* start *

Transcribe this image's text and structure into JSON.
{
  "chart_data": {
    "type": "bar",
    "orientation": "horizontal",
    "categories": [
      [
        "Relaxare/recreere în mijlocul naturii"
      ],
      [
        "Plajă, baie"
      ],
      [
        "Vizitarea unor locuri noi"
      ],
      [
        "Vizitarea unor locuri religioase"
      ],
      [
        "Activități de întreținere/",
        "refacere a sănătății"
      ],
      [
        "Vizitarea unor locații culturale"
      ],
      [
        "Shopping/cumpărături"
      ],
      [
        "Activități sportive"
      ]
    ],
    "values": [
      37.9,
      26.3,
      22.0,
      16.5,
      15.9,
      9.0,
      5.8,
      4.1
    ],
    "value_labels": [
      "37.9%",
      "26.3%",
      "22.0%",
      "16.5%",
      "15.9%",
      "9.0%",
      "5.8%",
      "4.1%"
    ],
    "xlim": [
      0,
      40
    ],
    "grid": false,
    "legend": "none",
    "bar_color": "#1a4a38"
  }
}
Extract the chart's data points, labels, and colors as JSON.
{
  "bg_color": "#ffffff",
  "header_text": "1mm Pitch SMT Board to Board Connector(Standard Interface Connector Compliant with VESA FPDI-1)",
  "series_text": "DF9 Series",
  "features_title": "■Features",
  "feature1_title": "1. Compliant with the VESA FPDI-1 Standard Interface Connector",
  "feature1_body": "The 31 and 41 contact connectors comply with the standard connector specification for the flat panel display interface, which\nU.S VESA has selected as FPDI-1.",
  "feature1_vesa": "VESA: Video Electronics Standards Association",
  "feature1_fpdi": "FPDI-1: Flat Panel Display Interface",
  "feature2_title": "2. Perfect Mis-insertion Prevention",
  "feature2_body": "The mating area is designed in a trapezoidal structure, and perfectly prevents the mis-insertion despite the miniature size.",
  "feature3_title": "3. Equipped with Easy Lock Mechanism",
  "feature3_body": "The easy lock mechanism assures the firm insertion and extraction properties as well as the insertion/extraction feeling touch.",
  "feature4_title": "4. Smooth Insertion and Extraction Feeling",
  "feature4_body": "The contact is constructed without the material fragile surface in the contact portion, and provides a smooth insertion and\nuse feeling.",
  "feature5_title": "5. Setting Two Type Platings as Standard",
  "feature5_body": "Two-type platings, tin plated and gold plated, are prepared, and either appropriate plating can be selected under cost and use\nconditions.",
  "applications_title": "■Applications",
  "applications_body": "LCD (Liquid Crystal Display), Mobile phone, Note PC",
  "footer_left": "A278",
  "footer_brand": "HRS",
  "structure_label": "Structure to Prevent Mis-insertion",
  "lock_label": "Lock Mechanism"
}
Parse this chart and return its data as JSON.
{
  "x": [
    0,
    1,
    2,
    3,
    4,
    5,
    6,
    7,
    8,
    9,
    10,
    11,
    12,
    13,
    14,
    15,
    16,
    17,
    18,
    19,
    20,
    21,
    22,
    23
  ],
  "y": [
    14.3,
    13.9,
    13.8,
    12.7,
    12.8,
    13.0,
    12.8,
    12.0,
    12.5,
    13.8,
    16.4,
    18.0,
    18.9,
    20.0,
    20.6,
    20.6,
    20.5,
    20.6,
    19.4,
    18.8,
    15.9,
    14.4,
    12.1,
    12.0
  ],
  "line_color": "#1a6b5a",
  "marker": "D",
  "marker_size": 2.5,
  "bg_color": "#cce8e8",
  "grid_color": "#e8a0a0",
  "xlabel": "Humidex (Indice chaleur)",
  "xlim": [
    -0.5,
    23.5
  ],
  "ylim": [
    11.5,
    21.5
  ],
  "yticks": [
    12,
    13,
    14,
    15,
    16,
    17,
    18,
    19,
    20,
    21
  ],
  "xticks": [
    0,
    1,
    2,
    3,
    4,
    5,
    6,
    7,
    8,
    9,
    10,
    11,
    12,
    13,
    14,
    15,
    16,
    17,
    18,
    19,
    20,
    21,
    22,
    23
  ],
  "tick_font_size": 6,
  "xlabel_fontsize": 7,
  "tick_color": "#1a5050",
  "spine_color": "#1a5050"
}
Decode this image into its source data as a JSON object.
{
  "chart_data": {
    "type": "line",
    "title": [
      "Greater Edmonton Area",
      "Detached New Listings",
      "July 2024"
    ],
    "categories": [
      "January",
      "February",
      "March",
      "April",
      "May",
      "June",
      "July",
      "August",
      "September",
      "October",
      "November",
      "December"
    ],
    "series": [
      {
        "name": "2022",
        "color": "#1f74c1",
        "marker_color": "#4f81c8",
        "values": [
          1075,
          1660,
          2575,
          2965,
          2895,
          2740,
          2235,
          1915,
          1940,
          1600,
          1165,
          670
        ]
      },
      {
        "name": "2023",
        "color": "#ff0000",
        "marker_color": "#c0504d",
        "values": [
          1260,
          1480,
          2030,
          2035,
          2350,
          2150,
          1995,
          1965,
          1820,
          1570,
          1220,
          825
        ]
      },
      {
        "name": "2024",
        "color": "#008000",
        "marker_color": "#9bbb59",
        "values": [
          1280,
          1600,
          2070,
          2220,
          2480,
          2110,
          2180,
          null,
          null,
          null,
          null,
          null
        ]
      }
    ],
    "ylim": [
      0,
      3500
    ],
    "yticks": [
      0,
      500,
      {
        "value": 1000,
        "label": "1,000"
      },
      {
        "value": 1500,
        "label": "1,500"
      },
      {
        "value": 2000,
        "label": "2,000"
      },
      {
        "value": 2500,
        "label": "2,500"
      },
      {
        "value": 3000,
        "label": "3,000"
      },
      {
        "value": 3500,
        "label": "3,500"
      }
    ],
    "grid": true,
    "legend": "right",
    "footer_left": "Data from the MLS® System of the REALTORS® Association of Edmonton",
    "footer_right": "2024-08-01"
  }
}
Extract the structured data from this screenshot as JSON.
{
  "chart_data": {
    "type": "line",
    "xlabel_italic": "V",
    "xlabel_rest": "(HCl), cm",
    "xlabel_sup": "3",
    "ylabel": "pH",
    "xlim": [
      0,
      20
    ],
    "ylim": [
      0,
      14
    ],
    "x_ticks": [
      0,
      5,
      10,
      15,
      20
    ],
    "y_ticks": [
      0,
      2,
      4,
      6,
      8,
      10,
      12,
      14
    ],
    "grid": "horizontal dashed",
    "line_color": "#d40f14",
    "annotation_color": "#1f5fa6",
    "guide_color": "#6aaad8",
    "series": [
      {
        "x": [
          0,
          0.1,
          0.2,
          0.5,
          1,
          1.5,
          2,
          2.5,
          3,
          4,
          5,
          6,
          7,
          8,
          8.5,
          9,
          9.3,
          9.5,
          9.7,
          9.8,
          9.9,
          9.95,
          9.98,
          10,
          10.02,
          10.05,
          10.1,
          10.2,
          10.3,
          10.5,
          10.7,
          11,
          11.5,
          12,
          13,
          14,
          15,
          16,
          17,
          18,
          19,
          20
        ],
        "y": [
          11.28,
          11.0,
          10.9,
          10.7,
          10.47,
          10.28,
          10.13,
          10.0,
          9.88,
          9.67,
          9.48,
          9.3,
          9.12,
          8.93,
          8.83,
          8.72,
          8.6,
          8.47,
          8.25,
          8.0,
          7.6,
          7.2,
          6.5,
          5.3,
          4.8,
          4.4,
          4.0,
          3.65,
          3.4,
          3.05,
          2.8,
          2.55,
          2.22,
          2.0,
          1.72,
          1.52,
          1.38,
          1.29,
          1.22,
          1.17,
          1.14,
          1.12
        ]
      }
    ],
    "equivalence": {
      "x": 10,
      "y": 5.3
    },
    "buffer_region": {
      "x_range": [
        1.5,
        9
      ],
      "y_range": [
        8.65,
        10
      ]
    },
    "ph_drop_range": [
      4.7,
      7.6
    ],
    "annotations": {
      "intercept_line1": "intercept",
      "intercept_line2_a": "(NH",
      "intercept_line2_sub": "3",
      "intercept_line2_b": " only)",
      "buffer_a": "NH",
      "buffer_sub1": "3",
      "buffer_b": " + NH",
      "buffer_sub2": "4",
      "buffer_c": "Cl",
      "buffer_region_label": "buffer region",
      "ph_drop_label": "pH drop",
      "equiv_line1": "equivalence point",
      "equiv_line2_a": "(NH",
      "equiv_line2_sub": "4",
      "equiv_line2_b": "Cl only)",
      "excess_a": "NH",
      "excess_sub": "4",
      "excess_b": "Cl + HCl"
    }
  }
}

* end *

The exercise:
Report how many lines of the records above contain the word "contact", giving only the number.

Exercise response:
2